━━ MATERIAL FOR THE TASK ━━

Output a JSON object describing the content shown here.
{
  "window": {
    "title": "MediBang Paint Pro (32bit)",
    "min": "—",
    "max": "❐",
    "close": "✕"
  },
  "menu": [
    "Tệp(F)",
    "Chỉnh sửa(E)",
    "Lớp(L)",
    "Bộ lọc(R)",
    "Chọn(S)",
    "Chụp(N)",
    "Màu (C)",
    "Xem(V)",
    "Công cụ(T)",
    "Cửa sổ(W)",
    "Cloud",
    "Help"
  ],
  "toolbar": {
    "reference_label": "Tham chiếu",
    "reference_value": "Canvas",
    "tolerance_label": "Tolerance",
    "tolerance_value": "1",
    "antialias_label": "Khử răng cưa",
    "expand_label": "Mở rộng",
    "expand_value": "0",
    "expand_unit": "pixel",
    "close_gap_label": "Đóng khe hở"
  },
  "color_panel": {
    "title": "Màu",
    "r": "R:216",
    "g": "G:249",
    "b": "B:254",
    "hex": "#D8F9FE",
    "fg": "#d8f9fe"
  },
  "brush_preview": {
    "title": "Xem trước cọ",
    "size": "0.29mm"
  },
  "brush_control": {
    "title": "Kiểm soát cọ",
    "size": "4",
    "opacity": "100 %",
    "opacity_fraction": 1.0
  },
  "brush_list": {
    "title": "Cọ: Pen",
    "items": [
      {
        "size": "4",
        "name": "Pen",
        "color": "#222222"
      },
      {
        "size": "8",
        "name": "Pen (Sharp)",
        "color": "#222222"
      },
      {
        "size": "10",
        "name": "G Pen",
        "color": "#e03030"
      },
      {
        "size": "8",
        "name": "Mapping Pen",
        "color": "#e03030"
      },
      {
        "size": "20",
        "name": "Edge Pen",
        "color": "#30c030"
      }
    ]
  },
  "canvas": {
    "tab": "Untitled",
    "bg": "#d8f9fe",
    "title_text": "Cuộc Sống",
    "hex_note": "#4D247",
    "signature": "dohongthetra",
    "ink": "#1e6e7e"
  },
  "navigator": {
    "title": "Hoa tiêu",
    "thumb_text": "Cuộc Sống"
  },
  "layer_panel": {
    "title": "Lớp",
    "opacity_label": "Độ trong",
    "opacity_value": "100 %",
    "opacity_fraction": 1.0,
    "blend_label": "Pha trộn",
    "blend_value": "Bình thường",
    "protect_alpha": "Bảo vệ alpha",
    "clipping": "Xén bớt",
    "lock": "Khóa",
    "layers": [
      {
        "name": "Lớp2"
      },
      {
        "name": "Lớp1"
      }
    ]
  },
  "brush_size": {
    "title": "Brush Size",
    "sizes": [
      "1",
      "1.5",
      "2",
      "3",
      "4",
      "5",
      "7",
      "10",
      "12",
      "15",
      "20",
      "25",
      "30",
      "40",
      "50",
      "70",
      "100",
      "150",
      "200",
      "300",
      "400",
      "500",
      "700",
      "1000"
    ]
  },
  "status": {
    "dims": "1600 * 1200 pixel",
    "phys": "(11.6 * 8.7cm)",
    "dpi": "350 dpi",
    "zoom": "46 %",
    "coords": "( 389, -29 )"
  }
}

━━━

## TASK DETAILS
Please output every record, keeping each line exact.

## FINAL ANSWER
Output a JSON object describing the content shown here.
{
  "window": {
    "title": "MediBang Paint Pro (32bit)",
    "min": "—",
    "max": "❐",
    "close": "✕"
  },
  "menu": [
    "Tệp(F)",
    "Chỉnh sửa(E)",
    "Lớp(L)",
    "Bộ lọc(R)",
    "Chọn(S)",
    "Chụp(N)",
    "Màu (C)",
    "Xem(V)",
    "Công cụ(T)",
    "Cửa sổ(W)",
    "Cloud",
    "Help"
  ],
  "toolbar": {
    "reference_label": "Tham chiếu",
    "reference_value": "Canvas",
    "tolerance_label": "Tolerance",
    "tolerance_value": "1",
    "antialias_label": "Khử răng cưa",
    "expand_label": "Mở rộng",
    "expand_value": "0",
    "expand_unit": "pixel",
    "close_gap_label": "Đóng khe hở"
  },
  "color_panel": {
    "title": "Màu",
    "r": "R:216",
    "g": "G:249",
    "b": "B:254",
    "hex": "#D8F9FE",
    "fg": "#d8f9fe"
  },
  "brush_preview": {
    "title": "Xem trước cọ",
    "size": "0.29mm"
  },
  "brush_control": {
    "title": "Kiểm soát cọ",
    "size": "4",
    "opacity": "100 %",
    "opacity_fraction": 1.0
  },
  "brush_list": {
    "title": "Cọ: Pen",
    "items": [
      {
        "size": "4",
        "name": "Pen",
        "color": "#222222"
      },
      {
        "size": "8",
        "name": "Pen (Sharp)",
        "color": "#222222"
      },
      {
        "size": "10",
        "name": "G Pen",
        "color": "#e03030"
      },
      {
        "size": "8",
        "name": "Mapping Pen",
        "color": "#e03030"
      },
      {
        "size": "20",
        "name": "Edge Pen",
        "color": "#30c030"
      }
    ]
  },
  "canvas": {
    "tab": "Untitled",
    "bg": "#d8f9fe",
    "title_text": "Cuộc Sống",
    "hex_note": "#4D247",
    "signature": "dohongthetra",
    "ink": "#1e6e7e"
  },
  "navigator": {
    "title": "Hoa tiêu",
    "thumb_text": "Cuộc Sống"
  },
  "layer_panel": {
    "title": "Lớp",
    "opacity_label": "Độ trong",
    "opacity_value": "100 %",
    "opacity_fraction": 1.0,
    "blend_label": "Pha trộn",
    "blend_value": "Bình thường",
    "protect_alpha": "Bảo vệ alpha",
    "clipping": "Xén bớt",
    "lock": "Khóa",
    "layers": [
      {
        "name": "Lớp2"
      },
      {
        "name": "Lớp1"
      }
    ]
  },
  "brush_size": {
    "title": "Brush Size",
    "sizes": [
      "1",
      "1.5",
      "2",
      "3",
      "4",
      "5",
      "7",
      "10",
      "12",
      "15",
      "20",
      "25",
      "30",
      "40",
      "50",
      "70",
      "100",
      "150",
      "200",
      "300",
      "400",
      "500",
      "700",
      "1000"
    ]
  },
  "status": {
    "dims": "1600 * 1200 pixel",
    "phys": "(11.6 * 8.7cm)",
    "dpi": "350 dpi",
    "zoom": "46 %",
    "coords": "( 389, -29 )"
  }
}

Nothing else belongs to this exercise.